◆ **Directions**: The records below must be retyped exactly.

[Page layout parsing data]

<<<<

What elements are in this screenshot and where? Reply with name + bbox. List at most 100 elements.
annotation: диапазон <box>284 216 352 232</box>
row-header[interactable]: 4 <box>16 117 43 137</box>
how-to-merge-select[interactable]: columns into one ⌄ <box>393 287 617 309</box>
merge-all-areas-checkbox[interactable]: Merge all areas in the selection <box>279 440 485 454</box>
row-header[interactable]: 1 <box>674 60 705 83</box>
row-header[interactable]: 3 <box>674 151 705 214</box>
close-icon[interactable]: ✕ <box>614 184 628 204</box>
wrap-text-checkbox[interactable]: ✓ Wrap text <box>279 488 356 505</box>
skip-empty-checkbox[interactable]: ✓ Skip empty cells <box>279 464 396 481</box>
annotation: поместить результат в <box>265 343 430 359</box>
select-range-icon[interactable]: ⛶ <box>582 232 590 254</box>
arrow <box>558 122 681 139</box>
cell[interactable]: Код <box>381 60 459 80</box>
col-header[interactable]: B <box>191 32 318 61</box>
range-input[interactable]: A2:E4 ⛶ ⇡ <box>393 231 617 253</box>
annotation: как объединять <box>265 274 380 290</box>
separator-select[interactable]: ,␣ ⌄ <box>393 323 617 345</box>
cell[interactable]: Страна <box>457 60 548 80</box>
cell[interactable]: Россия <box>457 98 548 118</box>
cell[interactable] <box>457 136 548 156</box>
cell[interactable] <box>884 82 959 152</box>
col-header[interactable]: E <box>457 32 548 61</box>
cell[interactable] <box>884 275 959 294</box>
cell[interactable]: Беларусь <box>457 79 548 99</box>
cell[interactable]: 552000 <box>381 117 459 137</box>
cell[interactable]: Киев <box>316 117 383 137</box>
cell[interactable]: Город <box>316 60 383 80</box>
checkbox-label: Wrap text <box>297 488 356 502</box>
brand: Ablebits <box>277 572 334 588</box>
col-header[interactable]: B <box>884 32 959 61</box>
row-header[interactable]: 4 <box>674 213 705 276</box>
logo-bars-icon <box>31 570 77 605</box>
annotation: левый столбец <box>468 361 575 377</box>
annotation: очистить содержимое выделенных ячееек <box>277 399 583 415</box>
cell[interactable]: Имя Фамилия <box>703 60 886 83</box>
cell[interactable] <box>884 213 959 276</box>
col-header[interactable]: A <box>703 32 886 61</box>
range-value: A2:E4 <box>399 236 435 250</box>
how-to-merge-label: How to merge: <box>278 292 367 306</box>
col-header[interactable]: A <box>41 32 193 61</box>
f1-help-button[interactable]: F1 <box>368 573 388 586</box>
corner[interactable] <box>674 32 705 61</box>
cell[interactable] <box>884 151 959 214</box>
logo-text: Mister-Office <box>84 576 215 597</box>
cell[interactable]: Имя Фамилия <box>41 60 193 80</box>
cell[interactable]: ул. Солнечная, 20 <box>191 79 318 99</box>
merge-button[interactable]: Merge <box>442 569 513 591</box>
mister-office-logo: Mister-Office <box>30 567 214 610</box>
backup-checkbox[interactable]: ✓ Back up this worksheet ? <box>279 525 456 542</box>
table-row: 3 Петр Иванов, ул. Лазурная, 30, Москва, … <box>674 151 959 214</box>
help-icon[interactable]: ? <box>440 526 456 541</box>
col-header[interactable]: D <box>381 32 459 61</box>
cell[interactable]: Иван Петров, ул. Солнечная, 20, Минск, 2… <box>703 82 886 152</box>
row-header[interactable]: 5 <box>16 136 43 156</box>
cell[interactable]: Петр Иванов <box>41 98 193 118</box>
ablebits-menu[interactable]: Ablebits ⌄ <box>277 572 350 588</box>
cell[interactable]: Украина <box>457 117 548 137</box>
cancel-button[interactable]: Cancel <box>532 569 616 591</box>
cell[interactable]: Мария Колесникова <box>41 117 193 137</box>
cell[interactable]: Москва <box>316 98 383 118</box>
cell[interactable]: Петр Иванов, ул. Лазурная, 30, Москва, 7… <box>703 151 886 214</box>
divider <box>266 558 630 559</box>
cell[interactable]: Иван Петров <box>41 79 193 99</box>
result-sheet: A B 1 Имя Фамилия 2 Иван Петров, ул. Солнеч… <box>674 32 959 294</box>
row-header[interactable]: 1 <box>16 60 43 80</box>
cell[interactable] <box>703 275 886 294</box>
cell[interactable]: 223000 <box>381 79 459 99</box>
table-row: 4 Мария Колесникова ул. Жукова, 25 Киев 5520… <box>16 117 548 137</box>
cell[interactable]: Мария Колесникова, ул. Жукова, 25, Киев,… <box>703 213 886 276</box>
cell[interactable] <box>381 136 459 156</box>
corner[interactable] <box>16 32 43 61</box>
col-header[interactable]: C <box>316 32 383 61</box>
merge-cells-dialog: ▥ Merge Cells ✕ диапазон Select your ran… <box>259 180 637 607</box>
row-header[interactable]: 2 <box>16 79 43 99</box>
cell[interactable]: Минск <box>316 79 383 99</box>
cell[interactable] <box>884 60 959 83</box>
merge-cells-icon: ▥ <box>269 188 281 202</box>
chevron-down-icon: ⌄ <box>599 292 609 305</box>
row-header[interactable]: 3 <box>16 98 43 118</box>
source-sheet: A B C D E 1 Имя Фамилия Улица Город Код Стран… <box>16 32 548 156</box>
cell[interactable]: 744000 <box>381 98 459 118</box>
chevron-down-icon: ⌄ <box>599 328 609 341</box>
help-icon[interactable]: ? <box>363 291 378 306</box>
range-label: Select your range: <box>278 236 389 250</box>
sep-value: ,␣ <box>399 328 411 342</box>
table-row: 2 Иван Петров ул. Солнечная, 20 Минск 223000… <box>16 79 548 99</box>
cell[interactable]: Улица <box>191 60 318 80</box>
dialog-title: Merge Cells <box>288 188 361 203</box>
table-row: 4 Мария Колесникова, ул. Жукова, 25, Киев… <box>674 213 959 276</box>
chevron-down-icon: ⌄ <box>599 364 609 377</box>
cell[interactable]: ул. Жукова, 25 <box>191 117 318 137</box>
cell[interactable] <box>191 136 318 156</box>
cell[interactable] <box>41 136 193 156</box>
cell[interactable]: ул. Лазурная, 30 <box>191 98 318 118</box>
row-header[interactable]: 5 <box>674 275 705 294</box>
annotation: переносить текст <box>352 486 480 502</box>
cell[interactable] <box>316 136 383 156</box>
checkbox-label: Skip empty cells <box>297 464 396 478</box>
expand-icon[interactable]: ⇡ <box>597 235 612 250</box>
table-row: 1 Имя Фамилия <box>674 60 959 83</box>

>>>>

◆ **Exercise response**:
What elements are in this screenshot and where? Reply with name + bbox. List at most 100 elements.
annotation: диапазон <box>284 216 352 232</box>
row-header[interactable]: 4 <box>16 117 43 137</box>
how-to-merge-select[interactable]: columns into one ⌄ <box>393 287 617 309</box>
merge-all-areas-checkbox[interactable]: Merge all areas in the selection <box>279 440 485 454</box>
row-header[interactable]: 1 <box>674 60 705 83</box>
row-header[interactable]: 3 <box>674 151 705 214</box>
close-icon[interactable]: ✕ <box>614 184 628 204</box>
wrap-text-checkbox[interactable]: ✓ Wrap text <box>279 488 356 505</box>
skip-empty-checkbox[interactable]: ✓ Skip empty cells <box>279 464 396 481</box>
annotation: поместить результат в <box>265 343 430 359</box>
select-range-icon[interactable]: ⛶ <box>582 232 590 254</box>
arrow <box>558 122 681 139</box>
cell[interactable]: Код <box>381 60 459 80</box>
col-header[interactable]: B <box>191 32 318 61</box>
range-input[interactable]: A2:E4 ⛶ ⇡ <box>393 231 617 253</box>
annotation: как объединять <box>265 274 380 290</box>
separator-select[interactable]: ,␣ ⌄ <box>393 323 617 345</box>
cell[interactable]: Страна <box>457 60 548 80</box>
cell[interactable]: Россия <box>457 98 548 118</box>
cell[interactable] <box>457 136 548 156</box>
cell[interactable] <box>884 82 959 152</box>
col-header[interactable]: E <box>457 32 548 61</box>
cell[interactable] <box>884 275 959 294</box>
cell[interactable]: Беларусь <box>457 79 548 99</box>
cell[interactable]: 552000 <box>381 117 459 137</box>
cell[interactable]: Киев <box>316 117 383 137</box>
cell[interactable]: Город <box>316 60 383 80</box>
checkbox-label: Wrap text <box>297 488 356 502</box>
brand: Ablebits <box>277 572 334 588</box>
col-header[interactable]: B <box>884 32 959 61</box>
row-header[interactable]: 4 <box>674 213 705 276</box>
logo-bars-icon <box>31 570 77 605</box>
annotation: левый столбец <box>468 361 575 377</box>
annotation: очистить содержимое выделенных ячееек <box>277 399 583 415</box>
cell[interactable]: Имя Фамилия <box>703 60 886 83</box>
cell[interactable] <box>884 213 959 276</box>
col-header[interactable]: A <box>703 32 886 61</box>
range-value: A2:E4 <box>399 236 435 250</box>
how-to-merge-label: How to merge: <box>278 292 367 306</box>
col-header[interactable]: A <box>41 32 193 61</box>
f1-help-button[interactable]: F1 <box>368 573 388 586</box>
corner[interactable] <box>674 32 705 61</box>
cell[interactable] <box>884 151 959 214</box>
logo-text: Mister-Office <box>84 576 215 597</box>
cell[interactable]: Имя Фамилия <box>41 60 193 80</box>
cell[interactable]: ул. Солнечная, 20 <box>191 79 318 99</box>
merge-button[interactable]: Merge <box>442 569 513 591</box>
mister-office-logo: Mister-Office <box>30 567 214 610</box>
backup-checkbox[interactable]: ✓ Back up this worksheet ? <box>279 525 456 542</box>
table-row: 3 Петр Иванов, ул. Лазурная, 30, Москва, … <box>674 151 959 214</box>
help-icon[interactable]: ? <box>440 526 456 541</box>
col-header[interactable]: D <box>381 32 459 61</box>
cell[interactable]: Иван Петров, ул. Солнечная, 20, Минск, 2… <box>703 82 886 152</box>
row-header[interactable]: 5 <box>16 136 43 156</box>
cell[interactable]: Петр Иванов <box>41 98 193 118</box>
ablebits-menu[interactable]: Ablebits ⌄ <box>277 572 350 588</box>
cell[interactable]: Украина <box>457 117 548 137</box>
cancel-button[interactable]: Cancel <box>532 569 616 591</box>
cell[interactable]: Мария Колесникова <box>41 117 193 137</box>
cell[interactable]: Москва <box>316 98 383 118</box>
cell[interactable]: Петр Иванов, ул. Лазурная, 30, Москва, 7… <box>703 151 886 214</box>
divider <box>266 558 630 559</box>
cell[interactable]: Иван Петров <box>41 79 193 99</box>
result-sheet: A B 1 Имя Фамилия 2 Иван Петров, ул. Солнеч… <box>674 32 959 294</box>
row-header[interactable]: 1 <box>16 60 43 80</box>
cell[interactable] <box>703 275 886 294</box>
cell[interactable]: 223000 <box>381 79 459 99</box>
table-row: 4 Мария Колесникова ул. Жукова, 25 Киев 5520… <box>16 117 548 137</box>
cell[interactable]: Мария Колесникова, ул. Жукова, 25, Киев,… <box>703 213 886 276</box>
cell[interactable] <box>381 136 459 156</box>
corner[interactable] <box>16 32 43 61</box>
col-header[interactable]: C <box>316 32 383 61</box>
merge-cells-dialog: ▥ Merge Cells ✕ диапазон Select your ran… <box>259 180 637 607</box>
row-header[interactable]: 2 <box>16 79 43 99</box>
cell[interactable]: Минск <box>316 79 383 99</box>
cell[interactable] <box>884 60 959 83</box>
merge-cells-icon: ▥ <box>269 188 281 202</box>
chevron-down-icon: ⌄ <box>599 292 609 305</box>
row-header[interactable]: 3 <box>16 98 43 118</box>
source-sheet: A B C D E 1 Имя Фамилия Улица Город Код Стран… <box>16 32 548 156</box>
cell[interactable]: 744000 <box>381 98 459 118</box>
chevron-down-icon: ⌄ <box>599 328 609 341</box>
help-icon[interactable]: ? <box>363 291 378 306</box>
range-label: Select your range: <box>278 236 389 250</box>
sep-value: ,␣ <box>399 328 411 342</box>
table-row: 2 Иван Петров ул. Солнечная, 20 Минск 223000… <box>16 79 548 99</box>
cell[interactable]: Улица <box>191 60 318 80</box>
dialog-title: Merge Cells <box>288 188 361 203</box>
table-row: 4 Мария Колесникова, ул. Жукова, 25, Киев… <box>674 213 959 276</box>
chevron-down-icon: ⌄ <box>599 364 609 377</box>
cell[interactable]: ул. Жукова, 25 <box>191 117 318 137</box>
cell[interactable] <box>191 136 318 156</box>
cell[interactable] <box>41 136 193 156</box>
cell[interactable]: ул. Лазурная, 30 <box>191 98 318 118</box>
row-header[interactable]: 5 <box>674 275 705 294</box>
annotation: переносить текст <box>352 486 480 502</box>
cell[interactable] <box>316 136 383 156</box>
checkbox-label: Skip empty cells <box>297 464 396 478</box>
expand-icon[interactable]: ⇡ <box>597 235 612 250</box>
table-row: 1 Имя Фамилия <box>674 60 959 83</box>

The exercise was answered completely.